##### Records provided

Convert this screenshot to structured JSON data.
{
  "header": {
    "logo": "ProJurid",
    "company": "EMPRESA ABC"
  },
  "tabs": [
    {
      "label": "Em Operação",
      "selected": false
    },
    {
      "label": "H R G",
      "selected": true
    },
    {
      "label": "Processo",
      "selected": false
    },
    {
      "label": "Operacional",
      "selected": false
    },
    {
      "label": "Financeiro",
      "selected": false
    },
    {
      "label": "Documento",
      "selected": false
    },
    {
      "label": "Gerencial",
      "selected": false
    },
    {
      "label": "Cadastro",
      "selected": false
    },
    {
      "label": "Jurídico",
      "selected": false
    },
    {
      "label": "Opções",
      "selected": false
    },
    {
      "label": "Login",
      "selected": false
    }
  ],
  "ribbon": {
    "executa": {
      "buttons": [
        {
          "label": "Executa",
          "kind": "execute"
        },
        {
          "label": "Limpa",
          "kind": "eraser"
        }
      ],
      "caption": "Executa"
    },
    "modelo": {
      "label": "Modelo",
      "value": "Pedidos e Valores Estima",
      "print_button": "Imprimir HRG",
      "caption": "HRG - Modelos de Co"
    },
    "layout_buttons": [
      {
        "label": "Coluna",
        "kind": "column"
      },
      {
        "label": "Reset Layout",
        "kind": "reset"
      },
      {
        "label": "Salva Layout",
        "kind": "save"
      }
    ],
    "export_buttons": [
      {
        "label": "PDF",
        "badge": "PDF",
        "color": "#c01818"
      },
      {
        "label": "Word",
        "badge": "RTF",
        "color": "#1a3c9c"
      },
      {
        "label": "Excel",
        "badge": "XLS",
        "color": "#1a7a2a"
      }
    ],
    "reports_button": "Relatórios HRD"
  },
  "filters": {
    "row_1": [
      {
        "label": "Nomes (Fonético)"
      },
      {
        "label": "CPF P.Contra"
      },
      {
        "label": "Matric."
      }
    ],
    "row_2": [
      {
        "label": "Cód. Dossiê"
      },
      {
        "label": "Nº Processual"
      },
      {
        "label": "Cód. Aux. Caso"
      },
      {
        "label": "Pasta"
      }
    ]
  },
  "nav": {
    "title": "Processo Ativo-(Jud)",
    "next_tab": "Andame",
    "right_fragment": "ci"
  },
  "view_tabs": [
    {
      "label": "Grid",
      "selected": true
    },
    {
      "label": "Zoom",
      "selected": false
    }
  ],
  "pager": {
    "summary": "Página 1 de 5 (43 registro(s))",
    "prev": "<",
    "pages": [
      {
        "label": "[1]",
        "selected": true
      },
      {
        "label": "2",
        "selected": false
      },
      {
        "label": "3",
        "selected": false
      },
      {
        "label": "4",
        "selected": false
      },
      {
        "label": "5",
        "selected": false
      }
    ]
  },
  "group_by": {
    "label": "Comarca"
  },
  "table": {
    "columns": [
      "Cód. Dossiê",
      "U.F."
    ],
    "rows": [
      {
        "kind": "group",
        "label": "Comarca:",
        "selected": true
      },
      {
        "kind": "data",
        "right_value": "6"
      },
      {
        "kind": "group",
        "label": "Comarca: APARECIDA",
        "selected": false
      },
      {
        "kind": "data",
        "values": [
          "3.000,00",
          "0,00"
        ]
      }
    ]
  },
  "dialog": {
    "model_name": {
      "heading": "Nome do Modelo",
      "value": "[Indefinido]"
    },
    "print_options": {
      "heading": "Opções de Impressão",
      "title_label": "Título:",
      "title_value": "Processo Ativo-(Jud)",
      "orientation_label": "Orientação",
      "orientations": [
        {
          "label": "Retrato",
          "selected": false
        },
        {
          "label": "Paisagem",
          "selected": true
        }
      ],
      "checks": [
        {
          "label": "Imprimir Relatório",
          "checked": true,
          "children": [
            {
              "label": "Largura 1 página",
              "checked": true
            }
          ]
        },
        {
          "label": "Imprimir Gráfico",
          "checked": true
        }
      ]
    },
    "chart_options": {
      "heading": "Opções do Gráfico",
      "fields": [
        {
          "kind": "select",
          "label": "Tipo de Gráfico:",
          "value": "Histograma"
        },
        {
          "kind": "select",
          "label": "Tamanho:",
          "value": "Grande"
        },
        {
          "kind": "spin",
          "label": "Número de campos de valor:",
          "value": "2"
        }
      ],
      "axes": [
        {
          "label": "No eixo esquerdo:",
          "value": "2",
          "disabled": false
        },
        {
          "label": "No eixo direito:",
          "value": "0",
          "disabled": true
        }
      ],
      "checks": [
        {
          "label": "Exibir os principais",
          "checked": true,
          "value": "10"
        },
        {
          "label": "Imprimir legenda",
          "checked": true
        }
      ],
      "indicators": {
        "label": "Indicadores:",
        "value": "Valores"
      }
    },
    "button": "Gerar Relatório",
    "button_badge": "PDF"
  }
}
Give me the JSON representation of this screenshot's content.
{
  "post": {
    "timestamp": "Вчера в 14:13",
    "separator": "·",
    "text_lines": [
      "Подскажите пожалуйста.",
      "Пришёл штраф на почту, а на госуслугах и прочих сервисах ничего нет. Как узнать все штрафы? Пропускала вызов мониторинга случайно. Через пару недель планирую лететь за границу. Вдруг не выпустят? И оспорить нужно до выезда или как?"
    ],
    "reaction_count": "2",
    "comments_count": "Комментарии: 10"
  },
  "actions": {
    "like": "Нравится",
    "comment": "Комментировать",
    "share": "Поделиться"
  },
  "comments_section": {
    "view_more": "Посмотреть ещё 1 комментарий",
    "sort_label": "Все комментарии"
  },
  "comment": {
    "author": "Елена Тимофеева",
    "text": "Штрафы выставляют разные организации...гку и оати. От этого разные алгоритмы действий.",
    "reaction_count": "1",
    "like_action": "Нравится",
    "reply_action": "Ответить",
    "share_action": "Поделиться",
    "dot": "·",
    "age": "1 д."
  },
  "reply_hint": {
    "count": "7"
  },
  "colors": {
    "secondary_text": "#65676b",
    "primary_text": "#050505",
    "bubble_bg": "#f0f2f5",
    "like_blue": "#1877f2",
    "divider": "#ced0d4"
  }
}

##########

To do - Exactly and only the lines from the line containing "Give me the" through the last line of the entries should be copied, both ends included.

Written answer -
Give me the JSON representation of this screenshot's content.
{
  "post": {
    "timestamp": "Вчера в 14:13",
    "separator": "·",
    "text_lines": [
      "Подскажите пожалуйста.",
      "Пришёл штраф на почту, а на госуслугах и прочих сервисах ничего нет. Как узнать все штрафы? Пропускала вызов мониторинга случайно. Через пару недель планирую лететь за границу. Вдруг не выпустят? И оспорить нужно до выезда или как?"
    ],
    "reaction_count": "2",
    "comments_count": "Комментарии: 10"
  },
  "actions": {
    "like": "Нравится",
    "comment": "Комментировать",
    "share": "Поделиться"
  },
  "comments_section": {
    "view_more": "Посмотреть ещё 1 комментарий",
    "sort_label": "Все комментарии"
  },
  "comment": {
    "author": "Елена Тимофеева",
    "text": "Штрафы выставляют разные организации...гку и оати. От этого разные алгоритмы действий.",
    "reaction_count": "1",
    "like_action": "Нравится",
    "reply_action": "Ответить",
    "share_action": "Поделиться",
    "dot": "·",
    "age": "1 д."
  },
  "reply_hint": {
    "count": "7"
  },
  "colors": {
    "secondary_text": "#65676b",
    "primary_text": "#050505",
    "bubble_bg": "#f0f2f5",
    "like_blue": "#1877f2",
    "divider": "#ced0d4"
  }
}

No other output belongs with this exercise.